Task details:
Gather every line from the entries below that includes "网络系统设计".

Input records:
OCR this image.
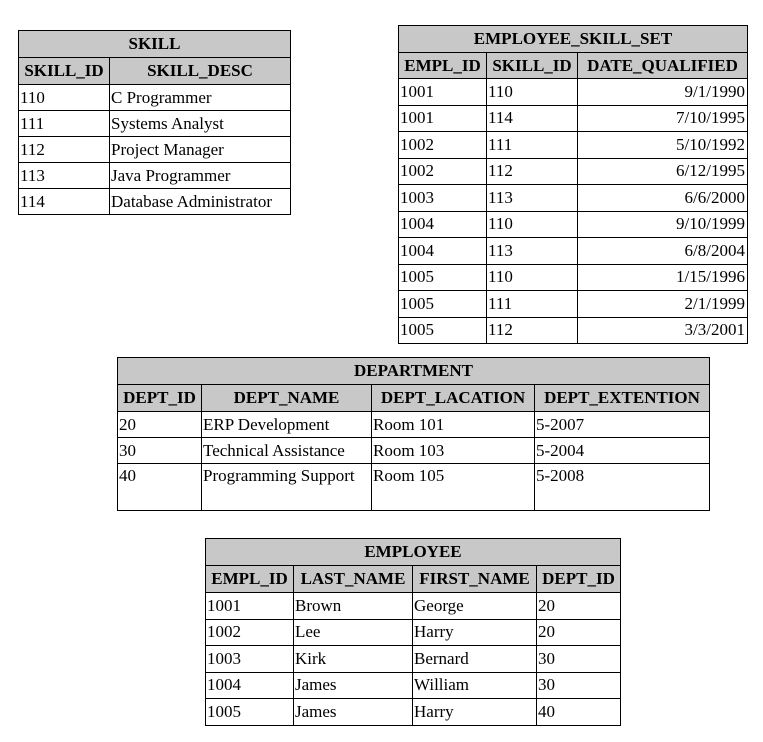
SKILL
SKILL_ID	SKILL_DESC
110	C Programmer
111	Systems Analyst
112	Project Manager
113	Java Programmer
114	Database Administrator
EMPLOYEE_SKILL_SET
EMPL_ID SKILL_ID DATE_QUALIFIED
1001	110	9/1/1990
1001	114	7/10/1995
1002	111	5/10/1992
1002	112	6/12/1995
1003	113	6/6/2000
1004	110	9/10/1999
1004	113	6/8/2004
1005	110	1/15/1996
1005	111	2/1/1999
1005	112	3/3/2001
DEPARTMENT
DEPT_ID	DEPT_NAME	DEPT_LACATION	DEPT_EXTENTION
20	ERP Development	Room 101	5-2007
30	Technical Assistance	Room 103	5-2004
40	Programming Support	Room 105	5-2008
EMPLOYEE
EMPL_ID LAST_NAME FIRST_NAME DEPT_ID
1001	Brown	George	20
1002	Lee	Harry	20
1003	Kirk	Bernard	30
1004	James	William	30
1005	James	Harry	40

--

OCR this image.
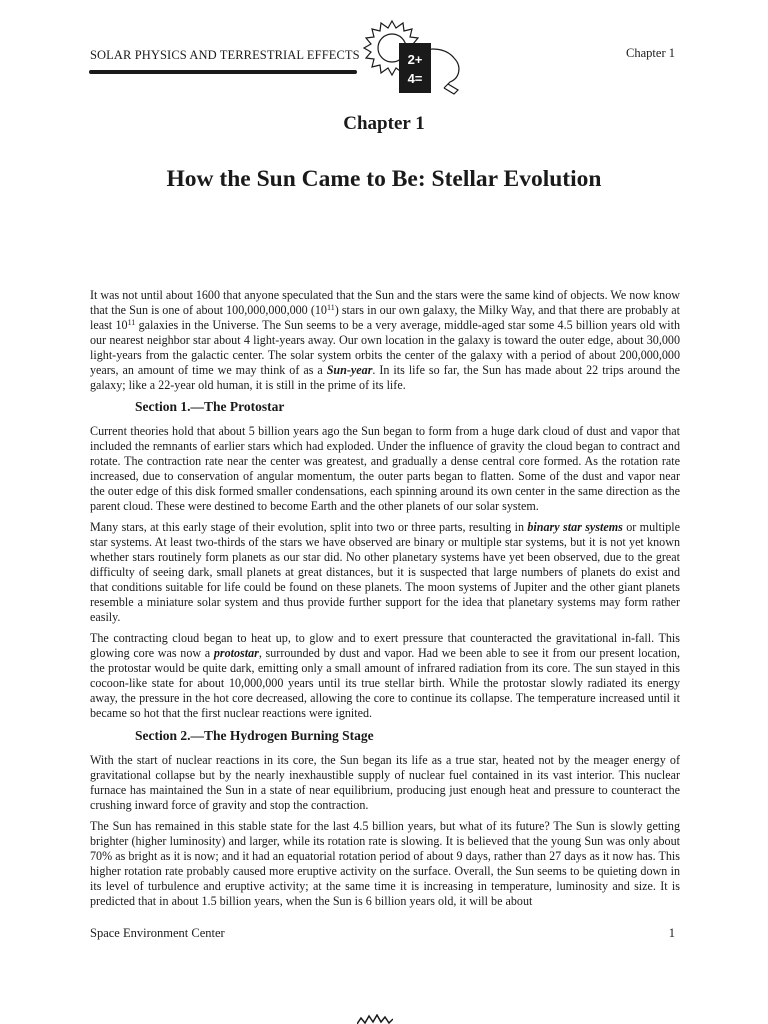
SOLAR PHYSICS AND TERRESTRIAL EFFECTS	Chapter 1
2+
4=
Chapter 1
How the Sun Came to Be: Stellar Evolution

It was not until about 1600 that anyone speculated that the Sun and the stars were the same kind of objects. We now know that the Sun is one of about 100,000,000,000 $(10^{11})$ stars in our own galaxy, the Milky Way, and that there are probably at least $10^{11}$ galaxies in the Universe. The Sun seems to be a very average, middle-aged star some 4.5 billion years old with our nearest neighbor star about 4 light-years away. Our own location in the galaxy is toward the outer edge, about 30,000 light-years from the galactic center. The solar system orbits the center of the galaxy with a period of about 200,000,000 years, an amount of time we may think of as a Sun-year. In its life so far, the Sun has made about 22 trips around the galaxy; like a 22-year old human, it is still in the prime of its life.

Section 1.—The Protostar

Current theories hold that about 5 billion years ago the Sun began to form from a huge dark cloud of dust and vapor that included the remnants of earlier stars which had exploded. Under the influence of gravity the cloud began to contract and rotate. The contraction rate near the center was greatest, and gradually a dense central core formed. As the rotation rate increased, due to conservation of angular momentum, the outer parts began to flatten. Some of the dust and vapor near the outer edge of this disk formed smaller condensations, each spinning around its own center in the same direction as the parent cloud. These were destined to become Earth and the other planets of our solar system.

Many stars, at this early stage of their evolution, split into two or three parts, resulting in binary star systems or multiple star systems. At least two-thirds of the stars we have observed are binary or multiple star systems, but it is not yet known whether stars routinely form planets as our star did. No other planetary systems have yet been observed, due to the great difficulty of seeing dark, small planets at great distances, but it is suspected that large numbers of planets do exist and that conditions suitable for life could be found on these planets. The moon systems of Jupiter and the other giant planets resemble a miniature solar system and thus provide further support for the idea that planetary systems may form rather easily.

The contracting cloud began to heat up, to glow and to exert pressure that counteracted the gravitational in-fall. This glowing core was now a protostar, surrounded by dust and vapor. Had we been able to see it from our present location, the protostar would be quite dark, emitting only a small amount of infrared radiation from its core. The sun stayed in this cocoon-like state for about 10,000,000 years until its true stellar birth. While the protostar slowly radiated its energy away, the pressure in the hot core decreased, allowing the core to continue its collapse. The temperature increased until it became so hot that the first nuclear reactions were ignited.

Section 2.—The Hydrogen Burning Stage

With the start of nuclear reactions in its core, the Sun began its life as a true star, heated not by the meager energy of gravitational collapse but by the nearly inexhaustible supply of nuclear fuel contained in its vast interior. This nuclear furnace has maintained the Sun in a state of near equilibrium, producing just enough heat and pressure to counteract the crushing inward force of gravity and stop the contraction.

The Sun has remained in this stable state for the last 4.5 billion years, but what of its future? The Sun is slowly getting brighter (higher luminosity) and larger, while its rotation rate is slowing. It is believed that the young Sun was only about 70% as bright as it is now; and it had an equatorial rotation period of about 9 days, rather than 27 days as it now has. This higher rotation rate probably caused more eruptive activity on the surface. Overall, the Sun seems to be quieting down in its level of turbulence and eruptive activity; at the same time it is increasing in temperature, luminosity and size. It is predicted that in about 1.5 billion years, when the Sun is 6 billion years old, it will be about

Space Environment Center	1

--

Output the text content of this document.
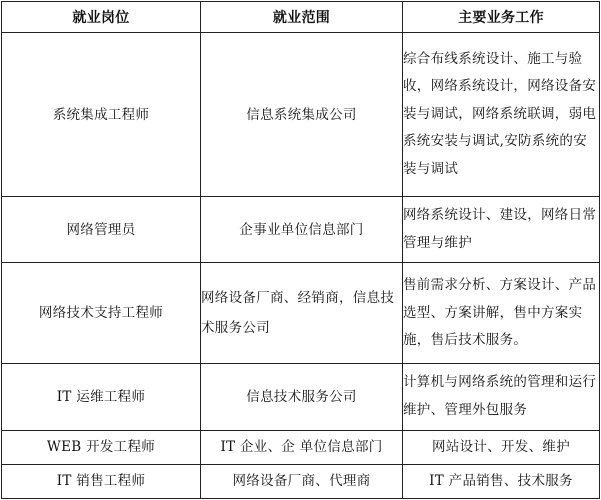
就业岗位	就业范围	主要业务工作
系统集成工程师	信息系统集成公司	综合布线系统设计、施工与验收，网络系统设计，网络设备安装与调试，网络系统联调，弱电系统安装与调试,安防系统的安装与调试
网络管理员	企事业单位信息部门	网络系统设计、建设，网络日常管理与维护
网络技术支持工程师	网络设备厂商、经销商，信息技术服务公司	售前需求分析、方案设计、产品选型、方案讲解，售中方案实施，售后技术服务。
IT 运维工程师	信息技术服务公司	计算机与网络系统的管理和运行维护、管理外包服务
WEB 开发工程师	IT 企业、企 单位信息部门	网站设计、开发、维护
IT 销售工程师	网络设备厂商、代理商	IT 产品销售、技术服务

Task answer:
系统集成工程师	信息系统集成公司	综合布线系统设计、施工与验收，网络系统设计，网络设备安装与调试，网络系统联调，弱电系统安装与调试,安防系统的安装与调试
网络管理员	企事业单位信息部门	网络系统设计、建设，网络日常管理与维护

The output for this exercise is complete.